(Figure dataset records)
━━━━━━━━━━
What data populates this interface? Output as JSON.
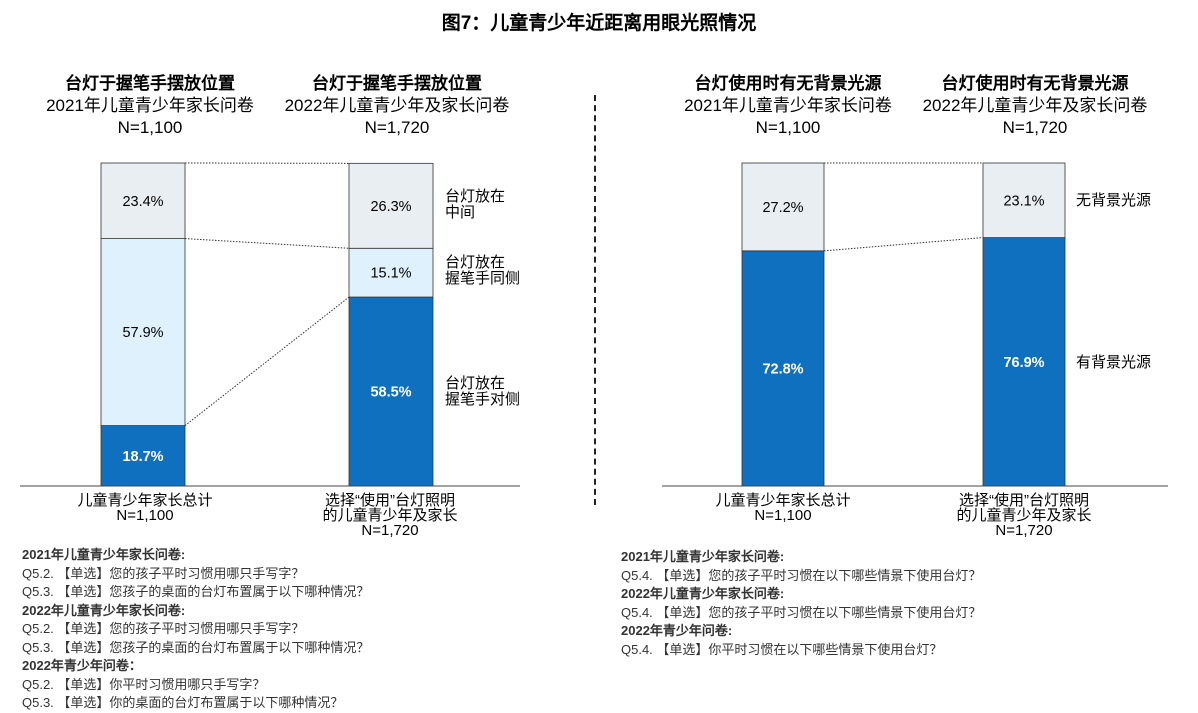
{
  "title": "图7：儿童青少年近距离用眼光照情况",
  "left_panel": {
    "headers": [
      {
        "title": "台灯于握笔手摆放位置",
        "survey": "2021年儿童青少年家长问卷",
        "n": "N=1,100"
      },
      {
        "title": "台灯于握笔手摆放位置",
        "survey": "2022年儿童青少年及家长问卷",
        "n": "N=1,720"
      }
    ],
    "xlabels": [
      {
        "line1": "儿童青少年家长总计",
        "line2": "N=1,100"
      },
      {
        "line1": "选择“使用”台灯照明",
        "line2": "的儿童青少年及家长",
        "line3": "N=1,720"
      }
    ],
    "legend": [
      {
        "line1": "台灯放在",
        "line2": "中间"
      },
      {
        "line1": "台灯放在",
        "line2": "握笔手同侧"
      },
      {
        "line1": "台灯放在",
        "line2": "握笔手对侧"
      }
    ],
    "notes": [
      {
        "bold": true,
        "text": "2021年儿童青少年家长问卷:"
      },
      {
        "bold": false,
        "text": "Q5.2. 【单选】您的孩子平时习惯用哪只手写字？"
      },
      {
        "bold": false,
        "text": "Q5.3. 【单选】您孩子的桌面的台灯布置属于以下哪种情况？"
      },
      {
        "bold": true,
        "text": "2022年儿童青少年家长问卷:"
      },
      {
        "bold": false,
        "text": "Q5.2. 【单选】您的孩子平时习惯用哪只手写字？"
      },
      {
        "bold": false,
        "text": "Q5.3. 【单选】您孩子的桌面的台灯布置属于以下哪种情况？"
      },
      {
        "bold": true,
        "text": "2022年青少年问卷："
      },
      {
        "bold": false,
        "text": "Q5.2. 【单选】你平时习惯用哪只手写字？"
      },
      {
        "bold": false,
        "text": "Q5.3. 【单选】你的桌面的台灯布置属于以下哪种情况？"
      }
    ]
  },
  "right_panel": {
    "headers": [
      {
        "title": "台灯使用时有无背景光源",
        "survey": "2021年儿童青少年家长问卷",
        "n": "N=1,100"
      },
      {
        "title": "台灯使用时有无背景光源",
        "survey": "2022年儿童青少年及家长问卷",
        "n": "N=1,720"
      }
    ],
    "xlabels": [
      {
        "line1": "儿童青少年家长总计",
        "line2": "N=1,100"
      },
      {
        "line1": "选择“使用”台灯照明",
        "line2": "的儿童青少年及家长",
        "line3": "N=1,720"
      }
    ],
    "legend": [
      {
        "line1": "无背景光源"
      },
      {
        "line1": "有背景光源"
      }
    ],
    "notes": [
      {
        "bold": true,
        "text": "2021年儿童青少年家长问卷:"
      },
      {
        "bold": false,
        "text": "Q5.4. 【单选】您的孩子平时习惯在以下哪些情景下使用台灯？"
      },
      {
        "bold": true,
        "text": "2022年儿童青少年家长问卷:"
      },
      {
        "bold": false,
        "text": "Q5.4. 【单选】您的孩子平时习惯在以下哪些情景下使用台灯？"
      },
      {
        "bold": true,
        "text": "2022年青少年问卷:"
      },
      {
        "bold": false,
        "text": "Q5.4. 【单选】你平时习惯在以下哪些情景下使用台灯？"
      }
    ]
  },
  "chart_data": [
    {
      "type": "bar",
      "stacked": true,
      "percent": true,
      "title": "台灯于握笔手摆放位置",
      "categories": [
        "儿童青少年家长总计 N=1,100",
        "选择“使用”台灯照明的儿童青少年及家长 N=1,720"
      ],
      "series": [
        {
          "name": "台灯放在握笔手对侧",
          "values": [
            18.7,
            58.5
          ],
          "color": "#1070c0",
          "label_color": "#ffffff"
        },
        {
          "name": "台灯放在握笔手同侧",
          "values": [
            57.9,
            15.1
          ],
          "color": "#dff1fc",
          "label_color": "#000000"
        },
        {
          "name": "台灯放在中间",
          "values": [
            23.4,
            26.3
          ],
          "color": "#e8eef2",
          "label_color": "#000000"
        }
      ],
      "ylim": [
        0,
        100
      ]
    },
    {
      "type": "bar",
      "stacked": true,
      "percent": true,
      "title": "台灯使用时有无背景光源",
      "categories": [
        "儿童青少年家长总计 N=1,100",
        "选择“使用”台灯照明的儿童青少年及家长 N=1,720"
      ],
      "series": [
        {
          "name": "有背景光源",
          "values": [
            72.8,
            76.9
          ],
          "color": "#1070c0",
          "label_color": "#ffffff"
        },
        {
          "name": "无背景光源",
          "values": [
            27.2,
            23.1
          ],
          "color": "#e8eef2",
          "label_color": "#000000"
        }
      ],
      "ylim": [
        0,
        100
      ]
    }
  ]
}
━━━━━━━━━━
**WHAT THE EXERCISE ASKS:**
Scan the listing above for the word "title" and show each line where it is found.

**RESULT OF THE EXERCISE:**
  "title": "图7：儿童青少年近距离用眼光照情况",
        "title": "台灯于握笔手摆放位置",
        "title": "台灯于握笔手摆放位置",
        "title": "台灯使用时有无背景光源",
        "title": "台灯使用时有无背景光源",
      "title": "台灯于握笔手摆放位置",
      "title": "台灯使用时有无背景光源",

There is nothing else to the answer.